Data records
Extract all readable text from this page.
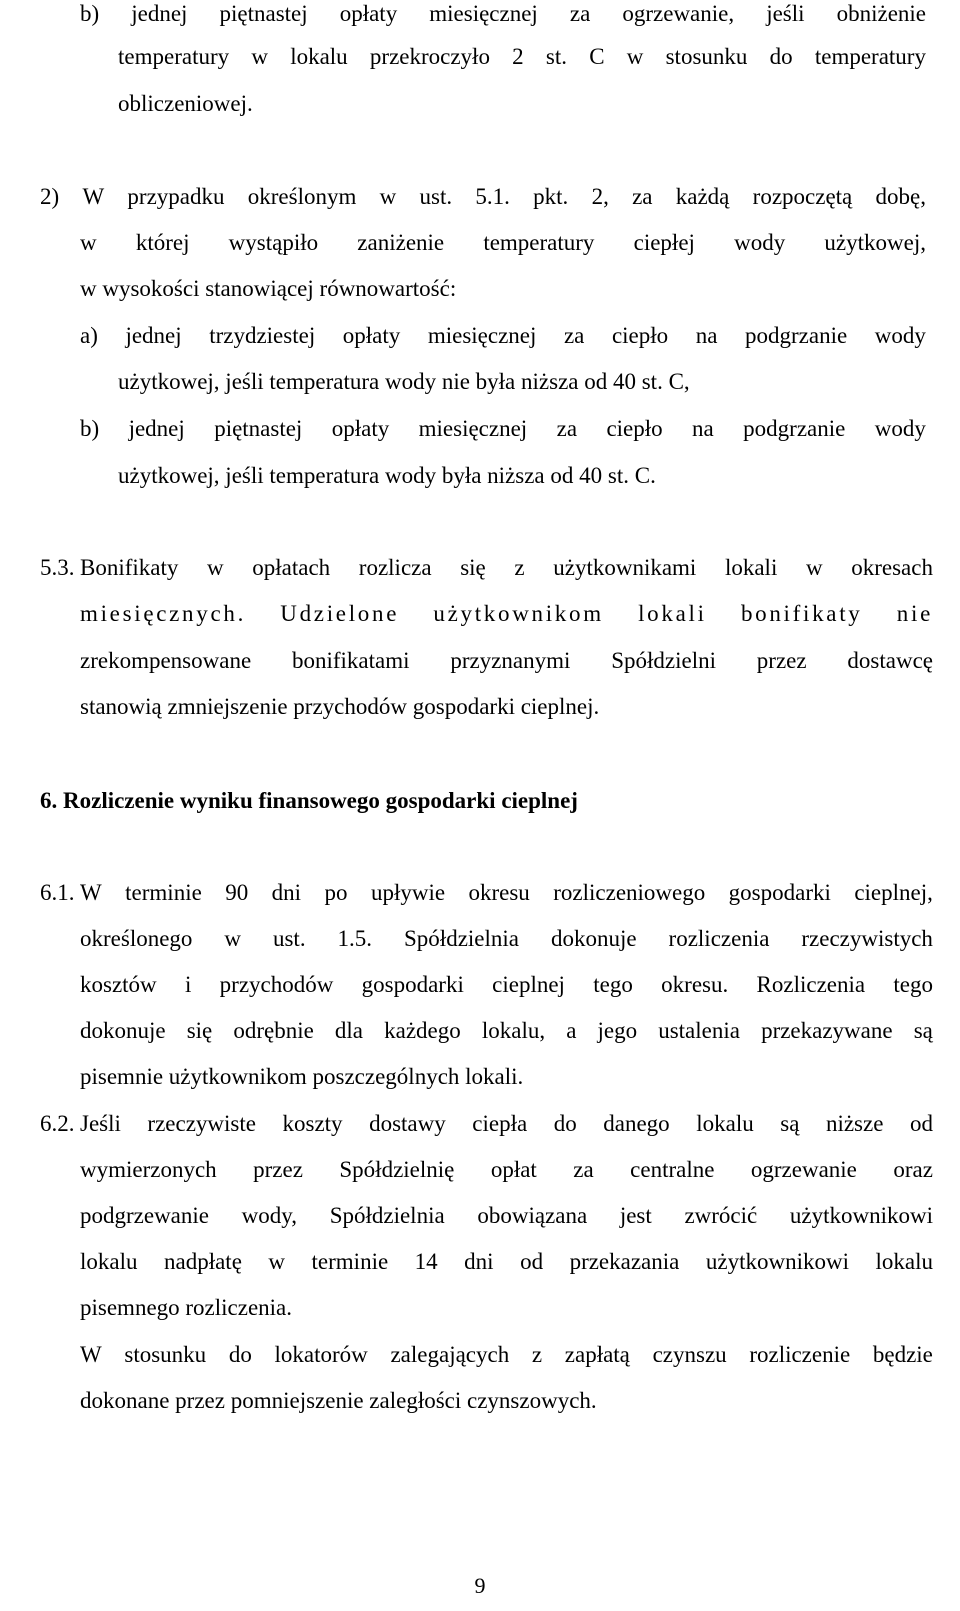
b) jednej piętnastej opłaty miesięcznej za ogrzewanie, jeśli obniżenie
temperatury w lokalu przekroczyło 2 st. C w stosunku do temperatury
obliczeniowej.
2) W przypadku określonym w ust. 5.1. pkt. 2, za każdą rozpoczętą dobę,
w której wystąpiło zaniżenie temperatury ciepłej wody użytkowej,
w wysokości stanowiącej równowartość:
a) jednej trzydziestej opłaty miesięcznej za ciepło na podgrzanie wody
użytkowej, jeśli temperatura wody nie była niższa od 40 st. C,
b) jednej piętnastej opłaty miesięcznej za ciepło na podgrzanie wody
użytkowej, jeśli temperatura wody była niższa od 40 st. C.
5.3. Bonifikaty w opłatach rozlicza się z użytkownikami lokali w okresach
miesięcznych. Udzielone użytkownikom lokali bonifikaty nie
zrekompensowane bonifikatami przyznanymi Spółdzielni przez dostawcę
stanowią zmniejszenie przychodów gospodarki cieplnej.
6. Rozliczenie wyniku finansowego gospodarki cieplnej
6.1. W terminie 90 dni po upływie okresu rozliczeniowego gospodarki cieplnej,
określonego w ust. 1.5. Spółdzielnia dokonuje rozliczenia rzeczywistych
kosztów i przychodów gospodarki cieplnej tego okresu. Rozliczenia tego
dokonuje się odrębnie dla każdego lokalu, a jego ustalenia przekazywane są
pisemnie użytkownikom poszczególnych lokali.
6.2. Jeśli rzeczywiste koszty dostawy ciepła do danego lokalu są niższe od
wymierzonych przez Spółdzielnię opłat za centralne ogrzewanie oraz
podgrzewanie wody, Spółdzielnia obowiązana jest zwrócić użytkownikowi
lokalu nadpłatę w terminie 14 dni od przekazania użytkownikowi lokalu
pisemnego rozliczenia.
W stosunku do lokatorów zalegających z zapłatą czynszu rozliczenie będzie
dokonane przez pomniejszenie zaległości czynszowych.
9
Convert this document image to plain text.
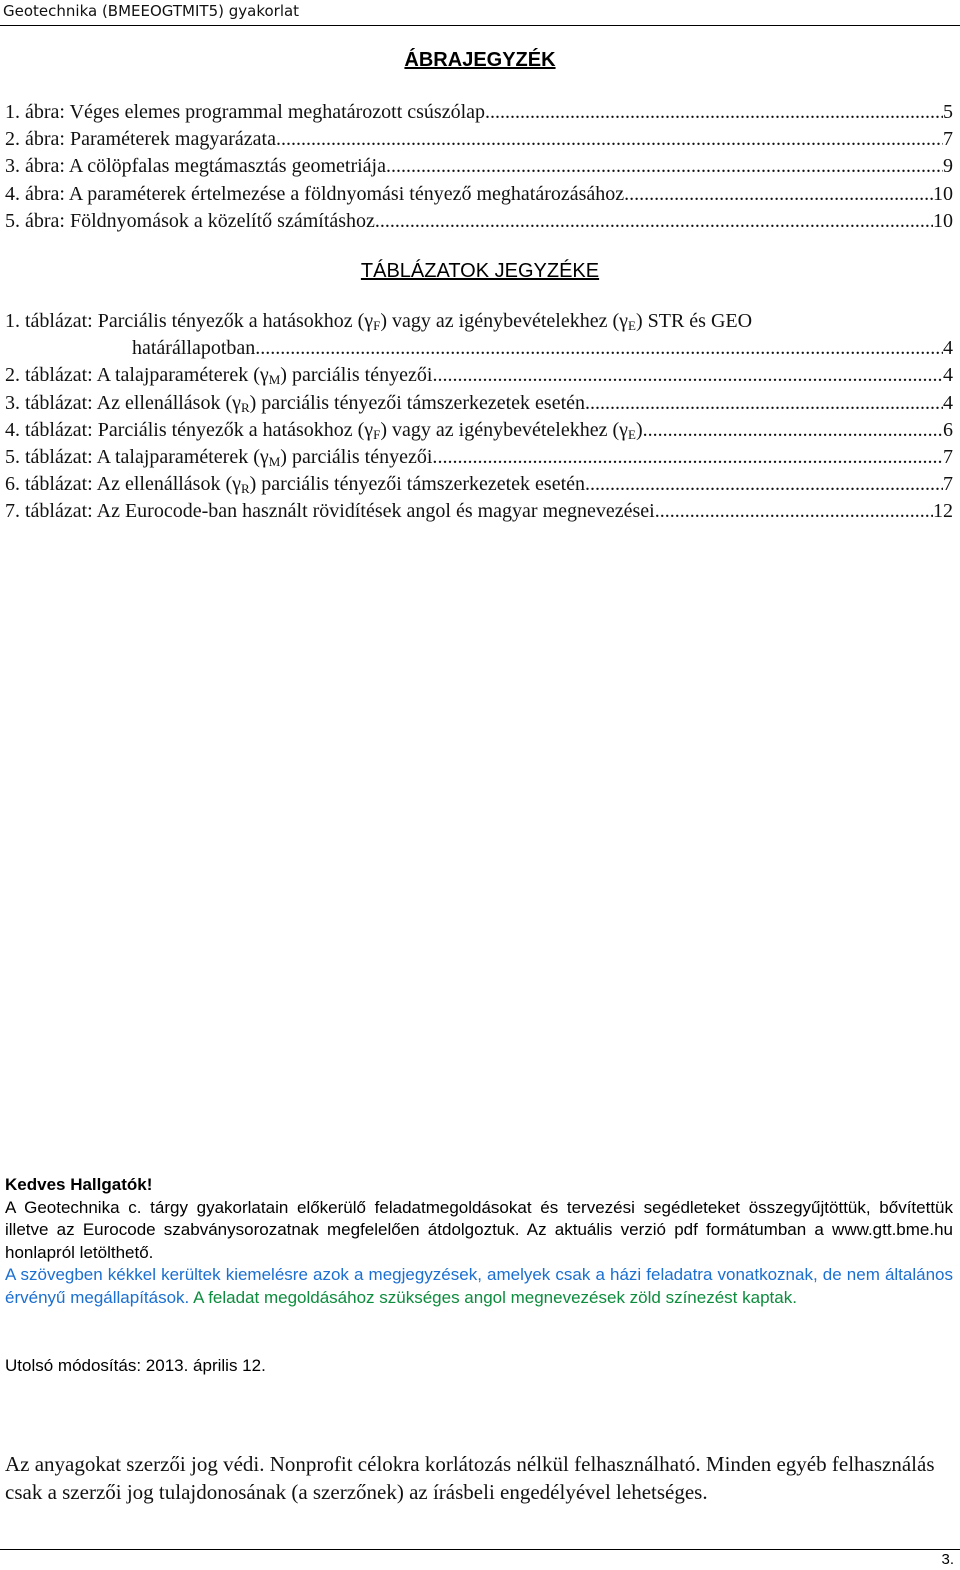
Geotechnika (BMEEOGTMIT5) gyakorlat
ÁBRAJEGYZÉK
1. ábra: Véges elemes programmal meghatározott csúszólap .....	5
2. ábra: Paraméterek magyarázata. .....	7
3. ábra: A cölöpfalas megtámasztás geometriája .....	9
4. ábra: A paraméterek értelmezése a földnyomási tényező meghatározásához. .....	10
5. ábra: Földnyomások a közelítő számításhoz. .....	10
TÁBLÁZATOK JEGYZÉKE
1. táblázat: Parciális tényezők a hatásokhoz $(\gamma_F)$ vagy az igénybevételekhez $(\gamma_E)$ STR és GEO
határállapotban .....	4
2. táblázat: A talajparaméterek $(\gamma_M)$ parciális tényezői .....	4
3. táblázat: Az ellenállások $(\gamma_R)$ parciális tényezői támszerkezetek esetén .....	4
4. táblázat: Parciális tényezők a hatásokhoz $(\gamma_F)$ vagy az igénybevételekhez $(\gamma_E)$. .....	6
5. táblázat: A talajparaméterek $(\gamma_M)$ parciális tényezői. .....	7
6. táblázat: Az ellenállások $(\gamma_R)$ parciális tényezői támszerkezetek esetén. .....	7
7. táblázat: Az Eurocode-ban használt rövidítések angol és magyar megnevezései .....	12

Kedves Hallgatók!

A Geotechnika c. tárgy gyakorlatain előkerülő feladatmegoldásokat és tervezési segédleteket összegyűjtöttük, bővítettük illetve az Eurocode szabványsorozatnak megfelelően átdolgoztuk. Az aktuális verzió pdf formátumban a www.gtt.bme.hu honlapról letölthető.

A szövegben kékkel kerültek kiemelésre azok a megjegyzések, amelyek csak a házi feladatra vonatkoznak, de nem általános érvényű megállapítások. A feladat megoldásához szükséges angol megnevezések zöld színezést kaptak.

Utolsó módosítás: 2013. április 12.
Az anyagokat szerzői jog védi. Nonprofit célokra korlátozás nélkül felhasználható. Minden egyéb felhasználás csak a szerzői jog tulajdonosának (a szerzőnek) az írásbeli engedélyével lehetséges.
3.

## SET TASK
In the entries above, find lines with "Geotechnika" and copy each.

## RESPONSE
Geotechnika (BMEEOGTMIT5) gyakorlat
A Geotechnika c. tárgy gyakorlatain előkerülő feladatmegoldásokat és tervezési segédleteket összegyűjtöttük, bővítettük illetve az Eurocode szabványsorozatnak megfelelően átdolgoztuk. Az aktuális verzió pdf formátumban a www.gtt.bme.hu honlapról letölthető.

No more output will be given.